[WRITTEN TASK]
Write out the material exactly, with the pictures left out.

[EXTRACTED MATERIAL]
=-=-=-=-=

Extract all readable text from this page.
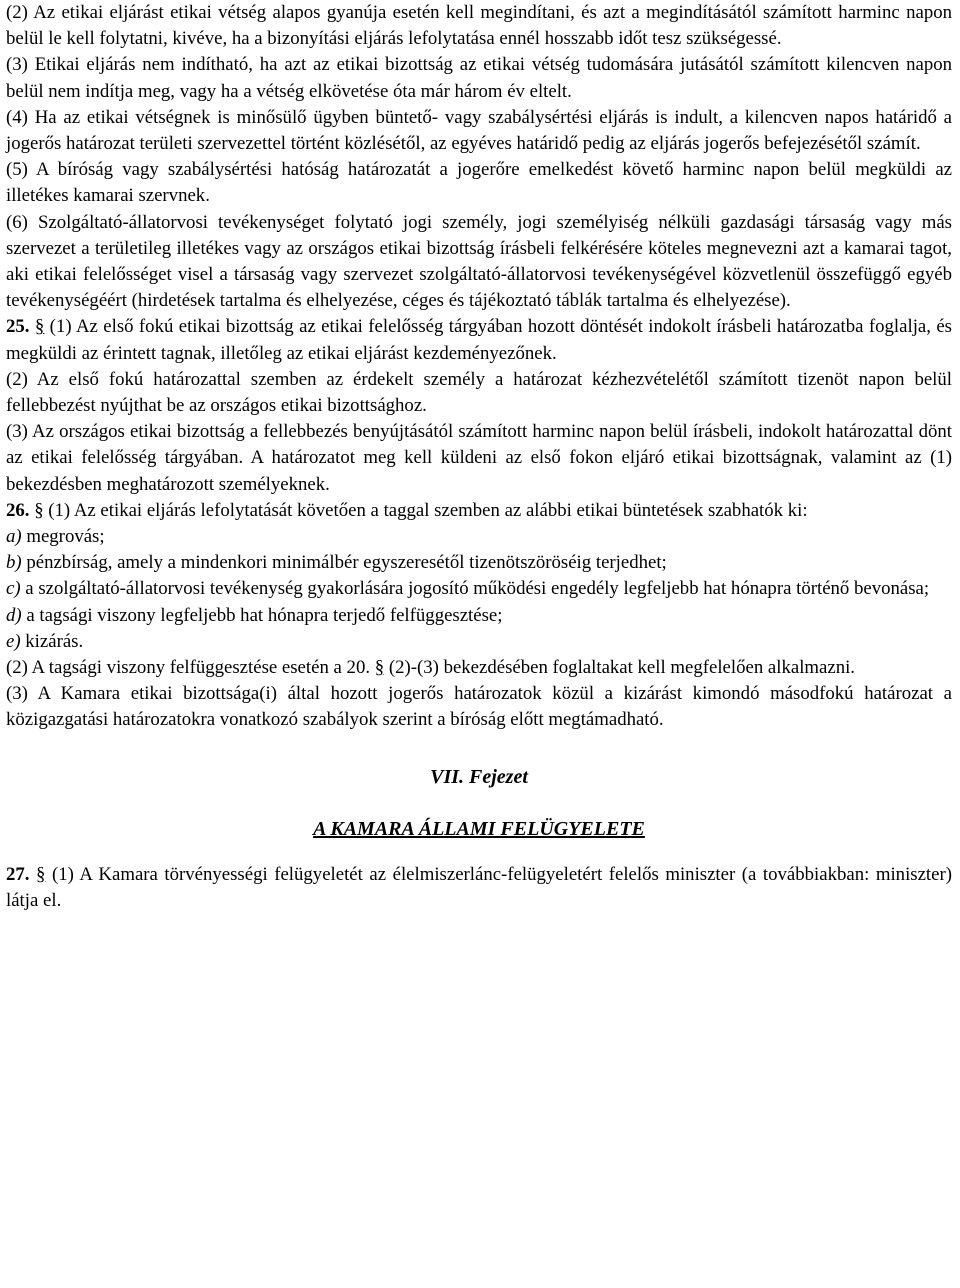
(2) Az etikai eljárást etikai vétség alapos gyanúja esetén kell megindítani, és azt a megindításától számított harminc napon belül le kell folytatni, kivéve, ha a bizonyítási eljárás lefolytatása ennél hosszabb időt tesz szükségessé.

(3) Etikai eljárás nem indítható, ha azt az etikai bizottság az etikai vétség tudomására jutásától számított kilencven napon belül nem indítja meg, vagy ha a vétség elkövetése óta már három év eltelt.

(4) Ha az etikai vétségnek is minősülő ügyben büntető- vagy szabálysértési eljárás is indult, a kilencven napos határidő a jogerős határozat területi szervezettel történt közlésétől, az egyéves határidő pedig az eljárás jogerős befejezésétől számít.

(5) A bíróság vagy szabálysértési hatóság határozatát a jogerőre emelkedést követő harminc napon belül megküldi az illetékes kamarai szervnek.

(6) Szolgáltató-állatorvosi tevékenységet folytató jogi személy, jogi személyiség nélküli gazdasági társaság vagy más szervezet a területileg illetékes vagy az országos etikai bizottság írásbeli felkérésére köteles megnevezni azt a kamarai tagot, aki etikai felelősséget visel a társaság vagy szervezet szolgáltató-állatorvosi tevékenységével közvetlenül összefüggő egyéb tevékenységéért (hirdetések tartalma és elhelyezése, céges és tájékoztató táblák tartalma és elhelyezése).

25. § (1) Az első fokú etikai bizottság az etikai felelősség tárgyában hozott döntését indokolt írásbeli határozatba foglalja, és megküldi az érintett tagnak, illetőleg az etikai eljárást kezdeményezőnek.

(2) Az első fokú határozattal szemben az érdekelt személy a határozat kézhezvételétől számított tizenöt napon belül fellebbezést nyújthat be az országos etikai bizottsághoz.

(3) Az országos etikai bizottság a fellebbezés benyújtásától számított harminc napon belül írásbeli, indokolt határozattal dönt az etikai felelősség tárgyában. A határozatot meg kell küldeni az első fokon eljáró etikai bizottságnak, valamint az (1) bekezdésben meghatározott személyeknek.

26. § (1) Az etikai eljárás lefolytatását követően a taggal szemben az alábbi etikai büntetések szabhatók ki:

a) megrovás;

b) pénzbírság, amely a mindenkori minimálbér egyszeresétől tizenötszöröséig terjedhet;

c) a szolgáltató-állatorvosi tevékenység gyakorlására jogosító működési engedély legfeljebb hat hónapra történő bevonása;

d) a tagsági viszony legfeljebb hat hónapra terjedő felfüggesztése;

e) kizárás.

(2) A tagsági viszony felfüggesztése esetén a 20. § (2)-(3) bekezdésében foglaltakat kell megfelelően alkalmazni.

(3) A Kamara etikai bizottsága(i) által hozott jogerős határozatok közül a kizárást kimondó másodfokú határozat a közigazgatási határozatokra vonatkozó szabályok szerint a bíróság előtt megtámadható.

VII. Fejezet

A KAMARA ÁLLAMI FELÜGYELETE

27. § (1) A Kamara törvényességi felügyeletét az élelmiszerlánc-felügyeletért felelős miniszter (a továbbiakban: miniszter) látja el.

=-=-=-=-=

[SOLUTION BELOW]
Extract all readable text from this page.
(2) Az etikai eljárást etikai vétség alapos gyanúja esetén kell megindítani, és azt a megindításától számított harminc napon belül le kell folytatni, kivéve, ha a bizonyítási eljárás lefolytatása ennél hosszabb időt tesz szükségessé.

(3) Etikai eljárás nem indítható, ha azt az etikai bizottság az etikai vétség tudomására jutásától számított kilencven napon belül nem indítja meg, vagy ha a vétség elkövetése óta már három év eltelt.

(4) Ha az etikai vétségnek is minősülő ügyben büntető- vagy szabálysértési eljárás is indult, a kilencven napos határidő a jogerős határozat területi szervezettel történt közlésétől, az egyéves határidő pedig az eljárás jogerős befejezésétől számít.

(5) A bíróság vagy szabálysértési hatóság határozatát a jogerőre emelkedést követő harminc napon belül megküldi az illetékes kamarai szervnek.

(6) Szolgáltató-állatorvosi tevékenységet folytató jogi személy, jogi személyiség nélküli gazdasági társaság vagy más szervezet a területileg illetékes vagy az országos etikai bizottság írásbeli felkérésére köteles megnevezni azt a kamarai tagot, aki etikai felelősséget visel a társaság vagy szervezet szolgáltató-állatorvosi tevékenységével közvetlenül összefüggő egyéb tevékenységéért (hirdetések tartalma és elhelyezése, céges és tájékoztató táblák tartalma és elhelyezése).

25. § (1) Az első fokú etikai bizottság az etikai felelősség tárgyában hozott döntését indokolt írásbeli határozatba foglalja, és megküldi az érintett tagnak, illetőleg az etikai eljárást kezdeményezőnek.

(2) Az első fokú határozattal szemben az érdekelt személy a határozat kézhezvételétől számított tizenöt napon belül fellebbezést nyújthat be az országos etikai bizottsághoz.

(3) Az országos etikai bizottság a fellebbezés benyújtásától számított harminc napon belül írásbeli, indokolt határozattal dönt az etikai felelősség tárgyában. A határozatot meg kell küldeni az első fokon eljáró etikai bizottságnak, valamint az (1) bekezdésben meghatározott személyeknek.

26. § (1) Az etikai eljárás lefolytatását követően a taggal szemben az alábbi etikai büntetések szabhatók ki:

a) megrovás;

b) pénzbírság, amely a mindenkori minimálbér egyszeresétől tizenötszöröséig terjedhet;

c) a szolgáltató-állatorvosi tevékenység gyakorlására jogosító működési engedély legfeljebb hat hónapra történő bevonása;

d) a tagsági viszony legfeljebb hat hónapra terjedő felfüggesztése;

e) kizárás.

(2) A tagsági viszony felfüggesztése esetén a 20. § (2)-(3) bekezdésében foglaltakat kell megfelelően alkalmazni.

(3) A Kamara etikai bizottsága(i) által hozott jogerős határozatok közül a kizárást kimondó másodfokú határozat a közigazgatási határozatokra vonatkozó szabályok szerint a bíróság előtt megtámadható.

VII. Fejezet

A KAMARA ÁLLAMI FELÜGYELETE

27. § (1) A Kamara törvényességi felügyeletét az élelmiszerlánc-felügyeletért felelős miniszter (a továbbiakban: miniszter) látja el.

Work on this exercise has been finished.